### TASK INPUTS
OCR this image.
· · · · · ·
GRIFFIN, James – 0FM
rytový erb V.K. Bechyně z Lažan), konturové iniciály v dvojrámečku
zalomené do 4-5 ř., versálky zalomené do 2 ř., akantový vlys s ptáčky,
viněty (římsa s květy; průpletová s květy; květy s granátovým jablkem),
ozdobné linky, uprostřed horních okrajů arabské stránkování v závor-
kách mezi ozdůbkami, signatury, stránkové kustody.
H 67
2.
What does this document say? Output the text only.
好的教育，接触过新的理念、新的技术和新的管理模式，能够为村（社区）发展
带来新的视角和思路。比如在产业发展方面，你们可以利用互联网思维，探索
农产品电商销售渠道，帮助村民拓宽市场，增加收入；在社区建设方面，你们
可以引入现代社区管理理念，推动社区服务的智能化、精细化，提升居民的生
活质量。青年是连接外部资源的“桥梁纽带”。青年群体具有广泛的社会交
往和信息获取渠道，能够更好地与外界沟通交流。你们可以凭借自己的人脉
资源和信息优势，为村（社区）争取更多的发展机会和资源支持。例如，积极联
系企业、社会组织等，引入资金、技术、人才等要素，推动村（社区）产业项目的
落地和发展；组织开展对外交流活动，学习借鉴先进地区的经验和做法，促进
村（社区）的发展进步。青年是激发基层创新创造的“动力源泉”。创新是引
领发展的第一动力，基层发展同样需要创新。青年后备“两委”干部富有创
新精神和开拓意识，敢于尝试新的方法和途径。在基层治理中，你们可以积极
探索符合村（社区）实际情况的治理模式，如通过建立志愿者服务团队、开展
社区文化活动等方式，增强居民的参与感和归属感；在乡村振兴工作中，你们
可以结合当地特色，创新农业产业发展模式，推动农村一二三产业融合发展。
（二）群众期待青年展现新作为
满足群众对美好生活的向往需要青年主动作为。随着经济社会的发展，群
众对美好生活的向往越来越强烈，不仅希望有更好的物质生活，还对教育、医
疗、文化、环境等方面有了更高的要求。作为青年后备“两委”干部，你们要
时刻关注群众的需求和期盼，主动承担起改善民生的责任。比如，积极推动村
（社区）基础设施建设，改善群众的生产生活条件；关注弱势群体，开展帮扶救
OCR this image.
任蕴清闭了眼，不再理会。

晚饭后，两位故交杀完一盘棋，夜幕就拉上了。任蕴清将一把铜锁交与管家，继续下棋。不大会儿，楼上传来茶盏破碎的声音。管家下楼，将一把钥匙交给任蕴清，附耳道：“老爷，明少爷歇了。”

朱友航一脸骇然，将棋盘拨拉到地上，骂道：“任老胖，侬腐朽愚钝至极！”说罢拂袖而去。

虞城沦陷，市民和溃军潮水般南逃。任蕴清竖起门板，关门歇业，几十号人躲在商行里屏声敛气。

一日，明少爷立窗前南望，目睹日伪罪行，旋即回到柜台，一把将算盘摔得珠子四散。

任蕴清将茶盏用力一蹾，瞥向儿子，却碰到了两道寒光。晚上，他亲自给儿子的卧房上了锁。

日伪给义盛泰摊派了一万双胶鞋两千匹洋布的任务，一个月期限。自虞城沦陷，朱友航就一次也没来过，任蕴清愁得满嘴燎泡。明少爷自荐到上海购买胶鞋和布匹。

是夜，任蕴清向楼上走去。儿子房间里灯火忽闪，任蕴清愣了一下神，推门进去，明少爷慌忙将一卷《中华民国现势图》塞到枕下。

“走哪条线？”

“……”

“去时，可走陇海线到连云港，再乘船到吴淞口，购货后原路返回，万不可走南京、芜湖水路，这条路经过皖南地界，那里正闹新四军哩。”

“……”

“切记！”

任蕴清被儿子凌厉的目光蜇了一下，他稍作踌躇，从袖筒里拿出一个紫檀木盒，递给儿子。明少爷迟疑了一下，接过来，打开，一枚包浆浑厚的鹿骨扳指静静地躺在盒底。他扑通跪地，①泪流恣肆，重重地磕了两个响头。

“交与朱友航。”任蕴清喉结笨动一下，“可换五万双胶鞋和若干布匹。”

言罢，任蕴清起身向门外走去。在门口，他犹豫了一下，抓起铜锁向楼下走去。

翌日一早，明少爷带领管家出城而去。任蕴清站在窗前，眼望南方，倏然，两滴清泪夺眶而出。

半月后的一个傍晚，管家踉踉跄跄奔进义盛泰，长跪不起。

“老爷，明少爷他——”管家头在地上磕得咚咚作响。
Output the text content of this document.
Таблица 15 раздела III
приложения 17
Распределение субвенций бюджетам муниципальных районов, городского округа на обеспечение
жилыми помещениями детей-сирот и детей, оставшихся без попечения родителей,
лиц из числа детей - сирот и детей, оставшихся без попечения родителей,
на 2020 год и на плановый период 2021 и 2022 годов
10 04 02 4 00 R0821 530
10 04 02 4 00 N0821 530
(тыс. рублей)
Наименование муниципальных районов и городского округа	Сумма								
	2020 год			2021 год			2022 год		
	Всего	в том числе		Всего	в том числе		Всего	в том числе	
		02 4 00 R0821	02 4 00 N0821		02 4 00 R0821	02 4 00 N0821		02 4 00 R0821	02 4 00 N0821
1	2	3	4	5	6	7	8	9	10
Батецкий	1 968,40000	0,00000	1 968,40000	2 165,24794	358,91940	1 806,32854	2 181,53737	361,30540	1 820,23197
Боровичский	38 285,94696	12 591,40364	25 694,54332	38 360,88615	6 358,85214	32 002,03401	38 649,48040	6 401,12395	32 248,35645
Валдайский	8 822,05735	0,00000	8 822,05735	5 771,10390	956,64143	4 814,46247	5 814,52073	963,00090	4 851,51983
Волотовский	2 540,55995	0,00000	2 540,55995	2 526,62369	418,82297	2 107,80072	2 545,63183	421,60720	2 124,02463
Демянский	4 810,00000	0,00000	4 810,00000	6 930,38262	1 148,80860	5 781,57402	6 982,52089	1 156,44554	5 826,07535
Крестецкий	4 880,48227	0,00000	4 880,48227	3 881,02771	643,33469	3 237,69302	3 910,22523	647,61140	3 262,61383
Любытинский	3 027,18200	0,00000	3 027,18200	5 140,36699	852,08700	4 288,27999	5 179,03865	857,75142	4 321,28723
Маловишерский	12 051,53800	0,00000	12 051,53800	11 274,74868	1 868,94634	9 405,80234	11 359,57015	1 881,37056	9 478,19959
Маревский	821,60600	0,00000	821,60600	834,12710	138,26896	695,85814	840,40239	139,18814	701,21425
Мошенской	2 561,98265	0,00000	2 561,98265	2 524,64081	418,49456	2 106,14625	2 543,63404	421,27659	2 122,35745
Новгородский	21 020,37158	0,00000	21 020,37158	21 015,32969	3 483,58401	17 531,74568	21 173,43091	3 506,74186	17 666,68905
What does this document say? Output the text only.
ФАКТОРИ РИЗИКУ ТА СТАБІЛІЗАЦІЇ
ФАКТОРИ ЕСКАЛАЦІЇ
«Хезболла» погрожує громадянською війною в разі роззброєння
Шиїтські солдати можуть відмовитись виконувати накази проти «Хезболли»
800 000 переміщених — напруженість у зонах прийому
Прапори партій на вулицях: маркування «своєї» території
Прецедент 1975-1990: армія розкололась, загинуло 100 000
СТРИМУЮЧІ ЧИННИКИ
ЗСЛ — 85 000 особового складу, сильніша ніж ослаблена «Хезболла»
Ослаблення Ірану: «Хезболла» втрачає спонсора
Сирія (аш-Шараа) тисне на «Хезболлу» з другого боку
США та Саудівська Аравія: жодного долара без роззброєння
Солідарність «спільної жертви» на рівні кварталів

### SHORT PROBLEM
Write out the entries above word for word.

### THE REPLY
OCR this image.
· · · · · ·
GRIFFIN, James – 0FM
rytový erb V.K. Bechyně z Lažan), konturové iniciály v dvojrámečku
zalomené do 4-5 ř., versálky zalomené do 2 ř., akantový vlys s ptáčky,
viněty (římsa s květy; průpletová s květy; květy s granátovým jablkem),
ozdobné linky, uprostřed horních okrajů arabské stránkování v závor-
kách mezi ozdůbkami, signatury, stránkové kustody.
H 67
2.
What does this document say? Output the text only.
好的教育，接触过新的理念、新的技术和新的管理模式，能够为村（社区）发展
带来新的视角和思路。比如在产业发展方面，你们可以利用互联网思维，探索
农产品电商销售渠道，帮助村民拓宽市场，增加收入；在社区建设方面，你们
可以引入现代社区管理理念，推动社区服务的智能化、精细化，提升居民的生
活质量。青年是连接外部资源的“桥梁纽带”。青年群体具有广泛的社会交
往和信息获取渠道，能够更好地与外界沟通交流。你们可以凭借自己的人脉
资源和信息优势，为村（社区）争取更多的发展机会和资源支持。例如，积极联
系企业、社会组织等，引入资金、技术、人才等要素，推动村（社区）产业项目的
落地和发展；组织开展对外交流活动，学习借鉴先进地区的经验和做法，促进
村（社区）的发展进步。青年是激发基层创新创造的“动力源泉”。创新是引
领发展的第一动力，基层发展同样需要创新。青年后备“两委”干部富有创
新精神和开拓意识，敢于尝试新的方法和途径。在基层治理中，你们可以积极
探索符合村（社区）实际情况的治理模式，如通过建立志愿者服务团队、开展
社区文化活动等方式，增强居民的参与感和归属感；在乡村振兴工作中，你们
可以结合当地特色，创新农业产业发展模式，推动农村一二三产业融合发展。
（二）群众期待青年展现新作为
满足群众对美好生活的向往需要青年主动作为。随着经济社会的发展，群
众对美好生活的向往越来越强烈，不仅希望有更好的物质生活，还对教育、医
疗、文化、环境等方面有了更高的要求。作为青年后备“两委”干部，你们要
时刻关注群众的需求和期盼，主动承担起改善民生的责任。比如，积极推动村
（社区）基础设施建设，改善群众的生产生活条件；关注弱势群体，开展帮扶救
OCR this image.
任蕴清闭了眼，不再理会。

晚饭后，两位故交杀完一盘棋，夜幕就拉上了。任蕴清将一把铜锁交与管家，继续下棋。不大会儿，楼上传来茶盏破碎的声音。管家下楼，将一把钥匙交给任蕴清，附耳道：“老爷，明少爷歇了。”

朱友航一脸骇然，将棋盘拨拉到地上，骂道：“任老胖，侬腐朽愚钝至极！”说罢拂袖而去。

虞城沦陷，市民和溃军潮水般南逃。任蕴清竖起门板，关门歇业，几十号人躲在商行里屏声敛气。

一日，明少爷立窗前南望，目睹日伪罪行，旋即回到柜台，一把将算盘摔得珠子四散。

任蕴清将茶盏用力一蹾，瞥向儿子，却碰到了两道寒光。晚上，他亲自给儿子的卧房上了锁。

日伪给义盛泰摊派了一万双胶鞋两千匹洋布的任务，一个月期限。自虞城沦陷，朱友航就一次也没来过，任蕴清愁得满嘴燎泡。明少爷自荐到上海购买胶鞋和布匹。

是夜，任蕴清向楼上走去。儿子房间里灯火忽闪，任蕴清愣了一下神，推门进去，明少爷慌忙将一卷《中华民国现势图》塞到枕下。

“走哪条线？”

“……”

“去时，可走陇海线到连云港，再乘船到吴淞口，购货后原路返回，万不可走南京、芜湖水路，这条路经过皖南地界，那里正闹新四军哩。”

“……”

“切记！”

任蕴清被儿子凌厉的目光蜇了一下，他稍作踌躇，从袖筒里拿出一个紫檀木盒，递给儿子。明少爷迟疑了一下，接过来，打开，一枚包浆浑厚的鹿骨扳指静静地躺在盒底。他扑通跪地，①泪流恣肆，重重地磕了两个响头。

“交与朱友航。”任蕴清喉结笨动一下，“可换五万双胶鞋和若干布匹。”

言罢，任蕴清起身向门外走去。在门口，他犹豫了一下，抓起铜锁向楼下走去。

翌日一早，明少爷带领管家出城而去。任蕴清站在窗前，眼望南方，倏然，两滴清泪夺眶而出。

半月后的一个傍晚，管家踉踉跄跄奔进义盛泰，长跪不起。

“老爷，明少爷他——”管家头在地上磕得咚咚作响。
Output the text content of this document.
Таблица 15 раздела III
приложения 17
Распределение субвенций бюджетам муниципальных районов, городского округа на обеспечение
жилыми помещениями детей-сирот и детей, оставшихся без попечения родителей,
лиц из числа детей - сирот и детей, оставшихся без попечения родителей,
на 2020 год и на плановый период 2021 и 2022 годов
10 04 02 4 00 R0821 530
10 04 02 4 00 N0821 530
(тыс. рублей)
Наименование муниципальных районов и городского округа	Сумма								
	2020 год			2021 год			2022 год		
	Всего	в том числе		Всего	в том числе		Всего	в том числе	
		02 4 00 R0821	02 4 00 N0821		02 4 00 R0821	02 4 00 N0821		02 4 00 R0821	02 4 00 N0821
1	2	3	4	5	6	7	8	9	10
Батецкий	1 968,40000	0,00000	1 968,40000	2 165,24794	358,91940	1 806,32854	2 181,53737	361,30540	1 820,23197
Боровичский	38 285,94696	12 591,40364	25 694,54332	38 360,88615	6 358,85214	32 002,03401	38 649,48040	6 401,12395	32 248,35645
Валдайский	8 822,05735	0,00000	8 822,05735	5 771,10390	956,64143	4 814,46247	5 814,52073	963,00090	4 851,51983
Волотовский	2 540,55995	0,00000	2 540,55995	2 526,62369	418,82297	2 107,80072	2 545,63183	421,60720	2 124,02463
Демянский	4 810,00000	0,00000	4 810,00000	6 930,38262	1 148,80860	5 781,57402	6 982,52089	1 156,44554	5 826,07535
Крестецкий	4 880,48227	0,00000	4 880,48227	3 881,02771	643,33469	3 237,69302	3 910,22523	647,61140	3 262,61383
Любытинский	3 027,18200	0,00000	3 027,18200	5 140,36699	852,08700	4 288,27999	5 179,03865	857,75142	4 321,28723
Маловишерский	12 051,53800	0,00000	12 051,53800	11 274,74868	1 868,94634	9 405,80234	11 359,57015	1 881,37056	9 478,19959
Маревский	821,60600	0,00000	821,60600	834,12710	138,26896	695,85814	840,40239	139,18814	701,21425
Мошенской	2 561,98265	0,00000	2 561,98265	2 524,64081	418,49456	2 106,14625	2 543,63404	421,27659	2 122,35745
Новгородский	21 020,37158	0,00000	21 020,37158	21 015,32969	3 483,58401	17 531,74568	21 173,43091	3 506,74186	17 666,68905
What does this document say? Output the text only.
ФАКТОРИ РИЗИКУ ТА СТАБІЛІЗАЦІЇ
ФАКТОРИ ЕСКАЛАЦІЇ
«Хезболла» погрожує громадянською війною в разі роззброєння
Шиїтські солдати можуть відмовитись виконувати накази проти «Хезболли»
800 000 переміщених — напруженість у зонах прийому
Прапори партій на вулицях: маркування «своєї» території
Прецедент 1975-1990: армія розкололась, загинуло 100 000
СТРИМУЮЧІ ЧИННИКИ
ЗСЛ — 85 000 особового складу, сильніша ніж ослаблена «Хезболла»
Ослаблення Ірану: «Хезболла» втрачає спонсора
Сирія (аш-Шараа) тисне на «Хезболлу» з другого боку
США та Саудівська Аравія: жодного долара без роззброєння
Солідарність «спільної жертви» на рівні кварталів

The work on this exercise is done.